** To be done **
Wherever the string "name" appears in a line, extract that line.

** Records for processing **
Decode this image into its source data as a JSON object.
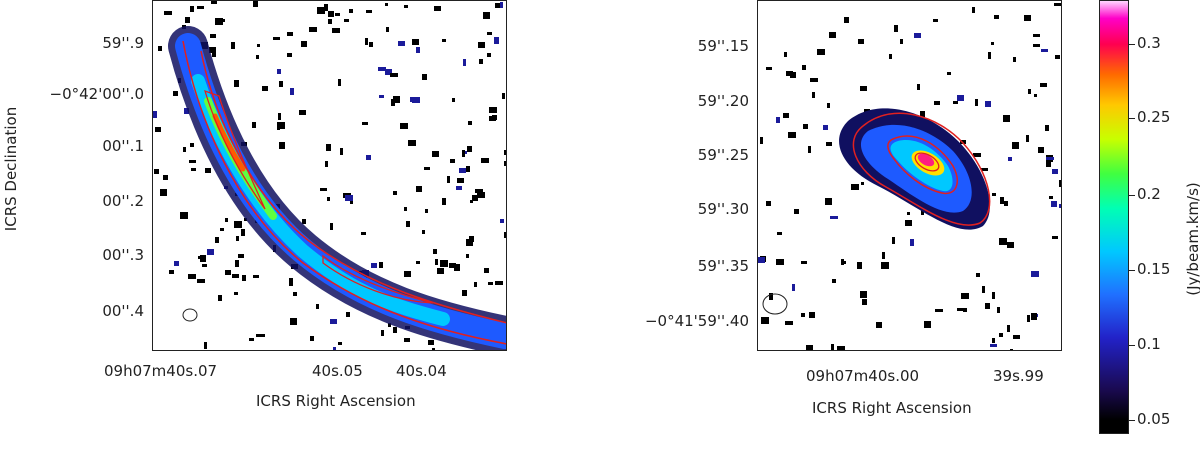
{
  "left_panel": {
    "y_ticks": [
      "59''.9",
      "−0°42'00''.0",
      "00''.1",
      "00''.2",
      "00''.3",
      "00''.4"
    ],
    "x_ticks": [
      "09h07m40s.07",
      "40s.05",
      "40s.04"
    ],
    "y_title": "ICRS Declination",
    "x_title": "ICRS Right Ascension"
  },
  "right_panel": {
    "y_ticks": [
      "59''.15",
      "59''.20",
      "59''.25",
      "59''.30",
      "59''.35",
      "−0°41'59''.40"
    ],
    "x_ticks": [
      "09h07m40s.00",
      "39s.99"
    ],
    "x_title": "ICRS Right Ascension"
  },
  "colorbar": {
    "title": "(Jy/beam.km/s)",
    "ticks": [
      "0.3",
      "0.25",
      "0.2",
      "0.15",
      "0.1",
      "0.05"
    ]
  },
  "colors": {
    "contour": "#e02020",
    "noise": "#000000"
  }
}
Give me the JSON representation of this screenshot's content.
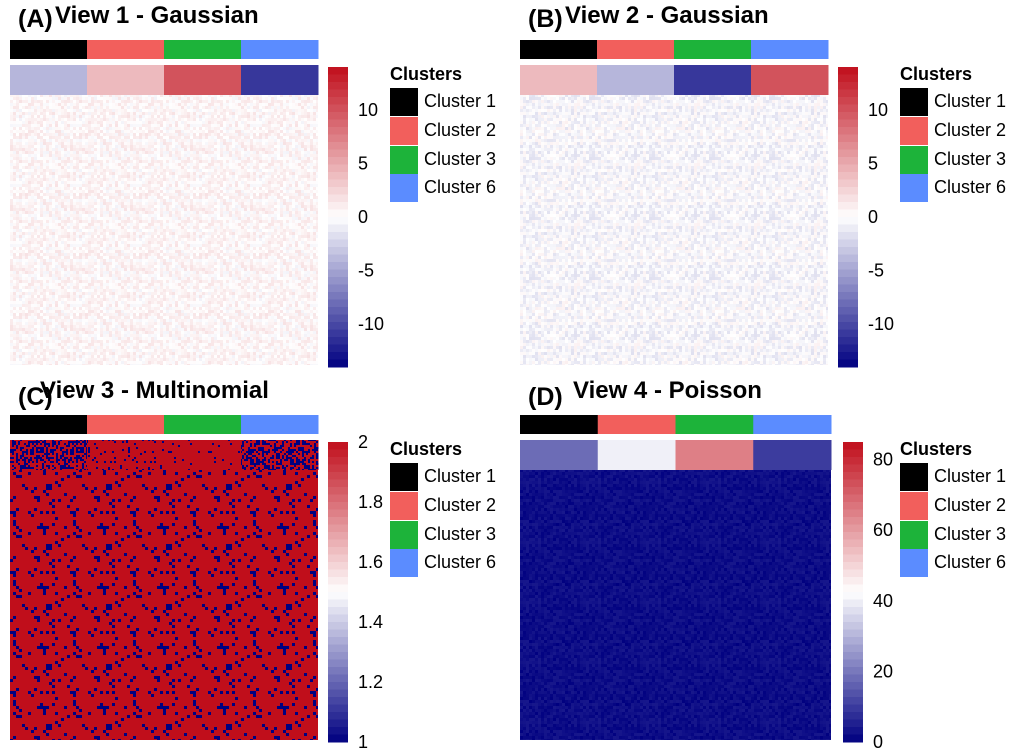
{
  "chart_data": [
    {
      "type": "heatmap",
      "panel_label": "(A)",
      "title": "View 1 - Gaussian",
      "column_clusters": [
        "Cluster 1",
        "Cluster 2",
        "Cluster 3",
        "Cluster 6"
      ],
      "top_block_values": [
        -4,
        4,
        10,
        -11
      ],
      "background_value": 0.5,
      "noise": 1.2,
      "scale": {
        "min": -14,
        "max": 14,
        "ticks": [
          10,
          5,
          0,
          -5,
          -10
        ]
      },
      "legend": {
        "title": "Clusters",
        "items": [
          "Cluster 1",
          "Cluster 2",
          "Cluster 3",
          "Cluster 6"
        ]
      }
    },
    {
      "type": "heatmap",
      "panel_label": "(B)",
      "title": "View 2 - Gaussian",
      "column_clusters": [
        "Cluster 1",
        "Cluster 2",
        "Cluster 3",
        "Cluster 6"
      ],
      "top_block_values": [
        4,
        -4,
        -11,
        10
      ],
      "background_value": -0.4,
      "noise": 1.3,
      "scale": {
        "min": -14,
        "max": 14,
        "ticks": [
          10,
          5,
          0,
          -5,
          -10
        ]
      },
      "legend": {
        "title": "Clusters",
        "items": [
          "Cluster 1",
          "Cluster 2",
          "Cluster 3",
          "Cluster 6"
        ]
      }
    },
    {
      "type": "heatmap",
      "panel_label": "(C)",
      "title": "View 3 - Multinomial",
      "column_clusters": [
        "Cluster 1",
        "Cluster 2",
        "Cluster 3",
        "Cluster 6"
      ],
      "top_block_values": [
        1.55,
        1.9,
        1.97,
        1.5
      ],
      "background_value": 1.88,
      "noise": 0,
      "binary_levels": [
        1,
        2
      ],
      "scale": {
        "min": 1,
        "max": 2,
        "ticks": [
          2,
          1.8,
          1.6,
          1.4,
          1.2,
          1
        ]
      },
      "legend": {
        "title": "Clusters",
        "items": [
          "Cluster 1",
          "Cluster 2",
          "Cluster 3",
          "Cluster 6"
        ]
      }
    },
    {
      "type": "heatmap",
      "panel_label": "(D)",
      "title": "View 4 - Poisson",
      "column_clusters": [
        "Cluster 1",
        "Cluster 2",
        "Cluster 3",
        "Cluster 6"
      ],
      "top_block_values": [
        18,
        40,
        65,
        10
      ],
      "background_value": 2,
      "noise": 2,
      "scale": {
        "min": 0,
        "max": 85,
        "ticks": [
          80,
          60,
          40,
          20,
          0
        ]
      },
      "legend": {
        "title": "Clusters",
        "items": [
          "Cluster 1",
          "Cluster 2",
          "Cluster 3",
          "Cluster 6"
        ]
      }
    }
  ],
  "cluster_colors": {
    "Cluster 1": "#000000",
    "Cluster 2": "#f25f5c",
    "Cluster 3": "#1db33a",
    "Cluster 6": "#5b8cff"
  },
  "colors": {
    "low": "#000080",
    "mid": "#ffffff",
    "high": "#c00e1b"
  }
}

...

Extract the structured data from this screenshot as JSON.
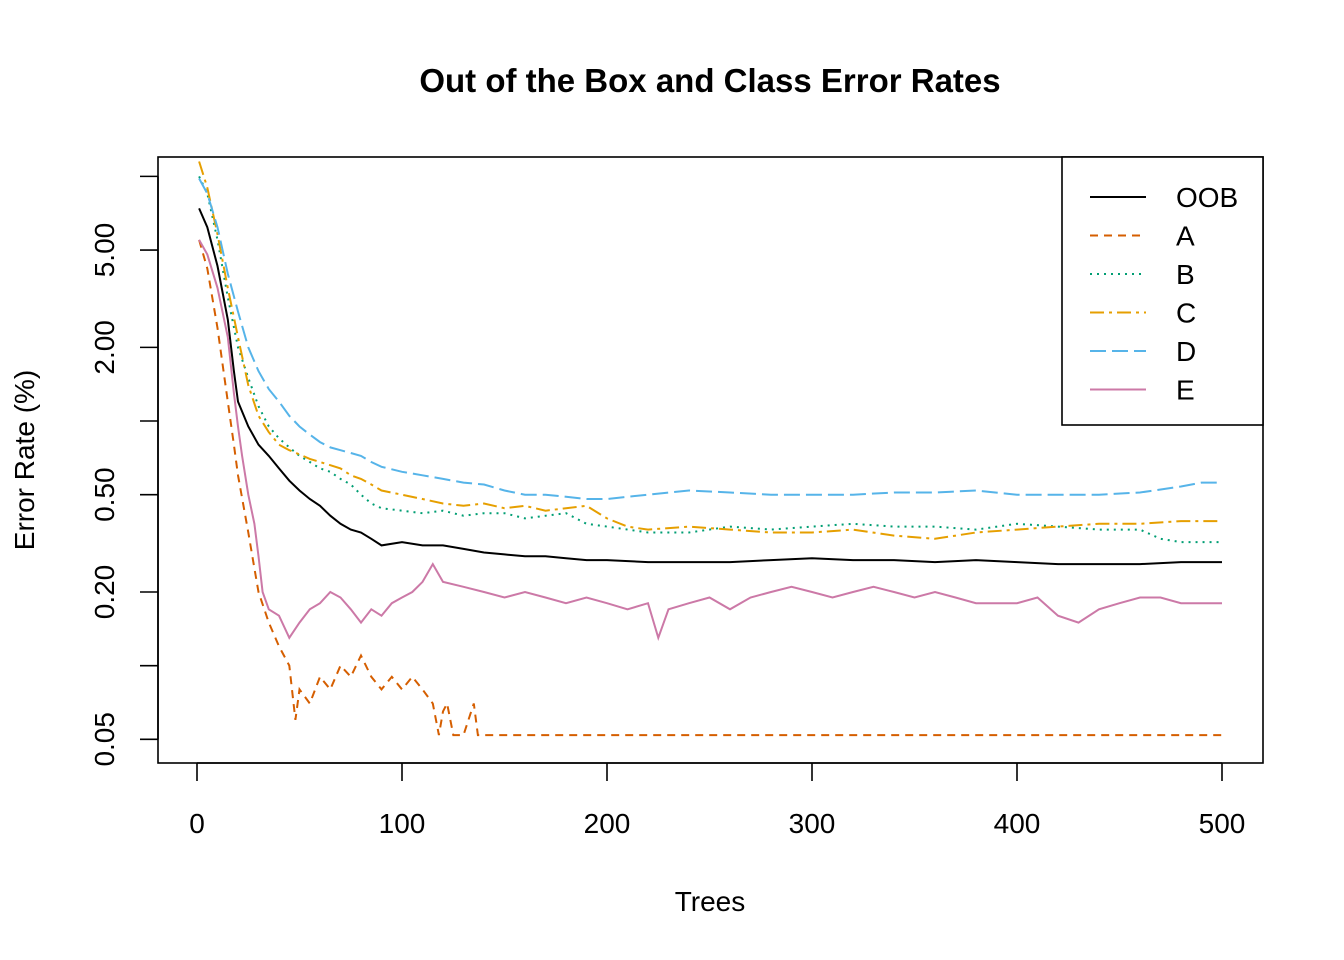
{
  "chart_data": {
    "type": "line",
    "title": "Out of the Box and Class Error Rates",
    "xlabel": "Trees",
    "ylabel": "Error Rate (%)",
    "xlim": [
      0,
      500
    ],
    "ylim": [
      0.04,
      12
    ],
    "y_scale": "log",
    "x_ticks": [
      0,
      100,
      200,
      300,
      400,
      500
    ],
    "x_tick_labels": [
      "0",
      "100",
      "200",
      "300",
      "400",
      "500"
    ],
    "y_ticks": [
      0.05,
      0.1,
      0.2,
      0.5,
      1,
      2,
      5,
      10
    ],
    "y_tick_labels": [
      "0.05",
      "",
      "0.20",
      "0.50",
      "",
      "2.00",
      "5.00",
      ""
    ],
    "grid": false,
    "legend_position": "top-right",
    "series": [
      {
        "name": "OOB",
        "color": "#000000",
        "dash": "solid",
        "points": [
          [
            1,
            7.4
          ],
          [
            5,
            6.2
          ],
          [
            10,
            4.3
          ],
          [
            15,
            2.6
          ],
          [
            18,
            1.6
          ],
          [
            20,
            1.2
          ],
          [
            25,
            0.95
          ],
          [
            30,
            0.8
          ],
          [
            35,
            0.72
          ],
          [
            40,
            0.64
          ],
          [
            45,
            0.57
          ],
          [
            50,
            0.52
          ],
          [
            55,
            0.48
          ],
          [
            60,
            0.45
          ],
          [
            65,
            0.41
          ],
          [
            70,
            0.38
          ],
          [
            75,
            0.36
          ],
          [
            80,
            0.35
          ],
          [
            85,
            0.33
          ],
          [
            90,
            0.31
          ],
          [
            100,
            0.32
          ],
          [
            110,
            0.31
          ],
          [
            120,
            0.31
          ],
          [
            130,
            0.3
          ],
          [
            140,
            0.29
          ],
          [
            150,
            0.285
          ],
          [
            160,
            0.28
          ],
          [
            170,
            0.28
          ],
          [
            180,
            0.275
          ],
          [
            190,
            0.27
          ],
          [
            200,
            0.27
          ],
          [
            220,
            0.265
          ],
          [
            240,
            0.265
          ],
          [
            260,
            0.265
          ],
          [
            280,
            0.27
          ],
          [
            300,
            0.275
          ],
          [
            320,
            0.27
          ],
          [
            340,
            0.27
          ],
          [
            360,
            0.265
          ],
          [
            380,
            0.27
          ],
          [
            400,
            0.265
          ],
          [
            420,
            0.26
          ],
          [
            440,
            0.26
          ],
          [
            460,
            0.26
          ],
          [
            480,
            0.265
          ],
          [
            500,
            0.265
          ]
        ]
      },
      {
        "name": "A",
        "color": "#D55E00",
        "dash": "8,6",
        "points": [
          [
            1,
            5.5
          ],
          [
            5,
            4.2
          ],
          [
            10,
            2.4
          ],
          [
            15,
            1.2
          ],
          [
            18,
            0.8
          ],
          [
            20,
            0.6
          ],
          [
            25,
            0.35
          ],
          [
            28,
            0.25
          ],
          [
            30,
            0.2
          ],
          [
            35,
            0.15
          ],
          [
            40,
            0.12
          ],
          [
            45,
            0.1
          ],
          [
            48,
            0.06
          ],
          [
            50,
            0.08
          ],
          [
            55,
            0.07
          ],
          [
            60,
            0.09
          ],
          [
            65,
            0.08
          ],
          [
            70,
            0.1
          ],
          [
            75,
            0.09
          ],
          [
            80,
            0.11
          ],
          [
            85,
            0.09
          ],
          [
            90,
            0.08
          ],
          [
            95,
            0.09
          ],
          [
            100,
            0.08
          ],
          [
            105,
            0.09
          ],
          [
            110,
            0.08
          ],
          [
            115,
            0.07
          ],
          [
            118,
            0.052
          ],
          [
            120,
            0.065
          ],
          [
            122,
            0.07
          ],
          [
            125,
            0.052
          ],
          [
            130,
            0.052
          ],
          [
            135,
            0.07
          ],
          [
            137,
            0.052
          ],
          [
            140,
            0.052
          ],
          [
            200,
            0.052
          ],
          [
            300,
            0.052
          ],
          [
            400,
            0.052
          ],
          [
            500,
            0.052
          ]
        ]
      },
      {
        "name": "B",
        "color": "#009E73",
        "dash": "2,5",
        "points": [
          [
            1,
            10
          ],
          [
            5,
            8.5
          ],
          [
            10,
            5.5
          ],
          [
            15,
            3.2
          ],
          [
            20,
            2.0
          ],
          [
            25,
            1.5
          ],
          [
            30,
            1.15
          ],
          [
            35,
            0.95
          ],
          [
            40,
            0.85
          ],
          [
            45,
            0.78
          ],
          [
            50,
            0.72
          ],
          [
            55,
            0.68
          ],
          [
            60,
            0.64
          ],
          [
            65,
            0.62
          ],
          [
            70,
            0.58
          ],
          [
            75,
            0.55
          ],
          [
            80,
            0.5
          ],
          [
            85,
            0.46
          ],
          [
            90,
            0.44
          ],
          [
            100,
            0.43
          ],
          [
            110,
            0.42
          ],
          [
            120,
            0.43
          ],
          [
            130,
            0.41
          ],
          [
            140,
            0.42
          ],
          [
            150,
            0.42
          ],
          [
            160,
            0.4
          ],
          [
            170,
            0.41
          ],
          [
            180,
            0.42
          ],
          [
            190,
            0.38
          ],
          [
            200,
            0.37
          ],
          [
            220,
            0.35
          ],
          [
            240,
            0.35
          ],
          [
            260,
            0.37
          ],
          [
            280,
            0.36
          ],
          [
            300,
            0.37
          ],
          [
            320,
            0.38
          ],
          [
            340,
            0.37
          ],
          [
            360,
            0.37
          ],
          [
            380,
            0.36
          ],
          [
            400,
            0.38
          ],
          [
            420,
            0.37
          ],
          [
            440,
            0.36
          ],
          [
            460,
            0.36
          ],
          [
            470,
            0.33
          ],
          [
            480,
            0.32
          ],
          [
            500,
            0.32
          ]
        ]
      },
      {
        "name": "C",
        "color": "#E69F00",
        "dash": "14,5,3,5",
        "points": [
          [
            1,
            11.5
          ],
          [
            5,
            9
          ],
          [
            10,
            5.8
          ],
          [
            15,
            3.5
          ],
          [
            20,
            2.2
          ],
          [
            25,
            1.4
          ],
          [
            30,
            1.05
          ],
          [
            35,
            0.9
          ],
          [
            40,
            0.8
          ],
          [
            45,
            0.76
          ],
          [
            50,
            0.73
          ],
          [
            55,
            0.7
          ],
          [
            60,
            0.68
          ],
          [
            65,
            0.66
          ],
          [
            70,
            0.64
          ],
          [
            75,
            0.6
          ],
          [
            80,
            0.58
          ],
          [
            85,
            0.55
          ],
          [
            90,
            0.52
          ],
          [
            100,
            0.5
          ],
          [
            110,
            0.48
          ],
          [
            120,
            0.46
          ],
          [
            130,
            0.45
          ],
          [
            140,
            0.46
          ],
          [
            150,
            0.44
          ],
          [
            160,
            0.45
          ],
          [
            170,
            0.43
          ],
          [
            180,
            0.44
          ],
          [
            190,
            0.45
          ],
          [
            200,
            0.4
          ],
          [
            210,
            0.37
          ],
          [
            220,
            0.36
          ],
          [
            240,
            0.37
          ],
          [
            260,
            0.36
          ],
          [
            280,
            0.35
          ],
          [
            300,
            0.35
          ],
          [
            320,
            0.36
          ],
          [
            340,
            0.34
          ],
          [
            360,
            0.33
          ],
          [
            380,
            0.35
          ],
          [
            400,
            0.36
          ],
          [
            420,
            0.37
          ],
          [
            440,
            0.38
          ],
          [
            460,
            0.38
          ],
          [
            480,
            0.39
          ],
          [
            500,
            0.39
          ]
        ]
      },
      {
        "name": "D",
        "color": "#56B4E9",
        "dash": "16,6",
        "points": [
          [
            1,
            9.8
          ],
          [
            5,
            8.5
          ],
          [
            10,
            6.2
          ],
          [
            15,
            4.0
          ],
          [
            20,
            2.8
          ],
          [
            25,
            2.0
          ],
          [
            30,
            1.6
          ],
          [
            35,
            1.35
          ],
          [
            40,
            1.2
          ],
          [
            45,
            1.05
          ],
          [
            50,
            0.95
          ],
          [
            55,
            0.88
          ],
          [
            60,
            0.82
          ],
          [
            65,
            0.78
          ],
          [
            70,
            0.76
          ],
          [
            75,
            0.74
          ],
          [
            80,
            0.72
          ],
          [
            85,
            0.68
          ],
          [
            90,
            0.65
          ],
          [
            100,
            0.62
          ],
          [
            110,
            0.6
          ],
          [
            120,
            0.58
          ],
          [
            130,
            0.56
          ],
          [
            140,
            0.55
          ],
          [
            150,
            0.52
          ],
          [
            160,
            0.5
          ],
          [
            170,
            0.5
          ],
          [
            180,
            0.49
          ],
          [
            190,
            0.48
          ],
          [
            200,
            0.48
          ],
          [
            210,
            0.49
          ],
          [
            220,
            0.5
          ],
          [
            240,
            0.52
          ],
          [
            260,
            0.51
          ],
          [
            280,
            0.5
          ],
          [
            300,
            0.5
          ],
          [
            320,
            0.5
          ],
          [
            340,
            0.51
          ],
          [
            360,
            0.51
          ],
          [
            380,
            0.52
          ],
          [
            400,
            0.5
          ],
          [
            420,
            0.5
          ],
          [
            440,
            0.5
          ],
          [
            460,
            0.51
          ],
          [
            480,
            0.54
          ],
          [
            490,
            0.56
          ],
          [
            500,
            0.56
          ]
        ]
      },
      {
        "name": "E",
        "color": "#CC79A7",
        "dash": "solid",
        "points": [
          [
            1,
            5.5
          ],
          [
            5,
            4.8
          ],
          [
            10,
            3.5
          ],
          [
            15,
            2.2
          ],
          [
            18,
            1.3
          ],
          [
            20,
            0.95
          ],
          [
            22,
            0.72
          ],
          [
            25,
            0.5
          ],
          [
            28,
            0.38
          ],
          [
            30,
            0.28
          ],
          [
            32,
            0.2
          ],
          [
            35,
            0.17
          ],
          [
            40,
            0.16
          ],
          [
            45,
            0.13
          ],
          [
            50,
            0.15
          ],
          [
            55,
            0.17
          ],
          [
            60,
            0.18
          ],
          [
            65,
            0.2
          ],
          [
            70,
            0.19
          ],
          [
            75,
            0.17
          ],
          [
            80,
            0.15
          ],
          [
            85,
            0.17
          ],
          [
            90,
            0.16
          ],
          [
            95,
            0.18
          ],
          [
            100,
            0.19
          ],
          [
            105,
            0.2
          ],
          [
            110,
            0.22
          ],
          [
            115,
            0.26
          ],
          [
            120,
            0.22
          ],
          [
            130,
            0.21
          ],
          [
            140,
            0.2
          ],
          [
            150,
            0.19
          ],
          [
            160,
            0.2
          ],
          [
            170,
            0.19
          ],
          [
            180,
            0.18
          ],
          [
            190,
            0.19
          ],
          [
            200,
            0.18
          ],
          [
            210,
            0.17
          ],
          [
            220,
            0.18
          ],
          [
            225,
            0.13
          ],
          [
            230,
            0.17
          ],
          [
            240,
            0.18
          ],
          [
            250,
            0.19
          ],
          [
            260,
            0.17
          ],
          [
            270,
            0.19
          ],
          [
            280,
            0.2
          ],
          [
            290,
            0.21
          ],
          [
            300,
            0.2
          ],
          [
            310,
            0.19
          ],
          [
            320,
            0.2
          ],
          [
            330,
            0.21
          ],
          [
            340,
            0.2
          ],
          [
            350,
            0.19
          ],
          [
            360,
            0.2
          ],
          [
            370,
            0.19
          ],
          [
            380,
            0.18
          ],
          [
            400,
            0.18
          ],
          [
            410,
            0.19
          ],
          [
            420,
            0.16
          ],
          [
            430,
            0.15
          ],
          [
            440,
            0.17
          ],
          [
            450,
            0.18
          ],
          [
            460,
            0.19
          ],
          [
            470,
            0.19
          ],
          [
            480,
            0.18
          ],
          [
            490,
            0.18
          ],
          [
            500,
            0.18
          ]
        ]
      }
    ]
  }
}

** Finished answer **
        "name": "OOB",
        "name": "A",
        "name": "B",
        "name": "C",
        "name": "D",
        "name": "E",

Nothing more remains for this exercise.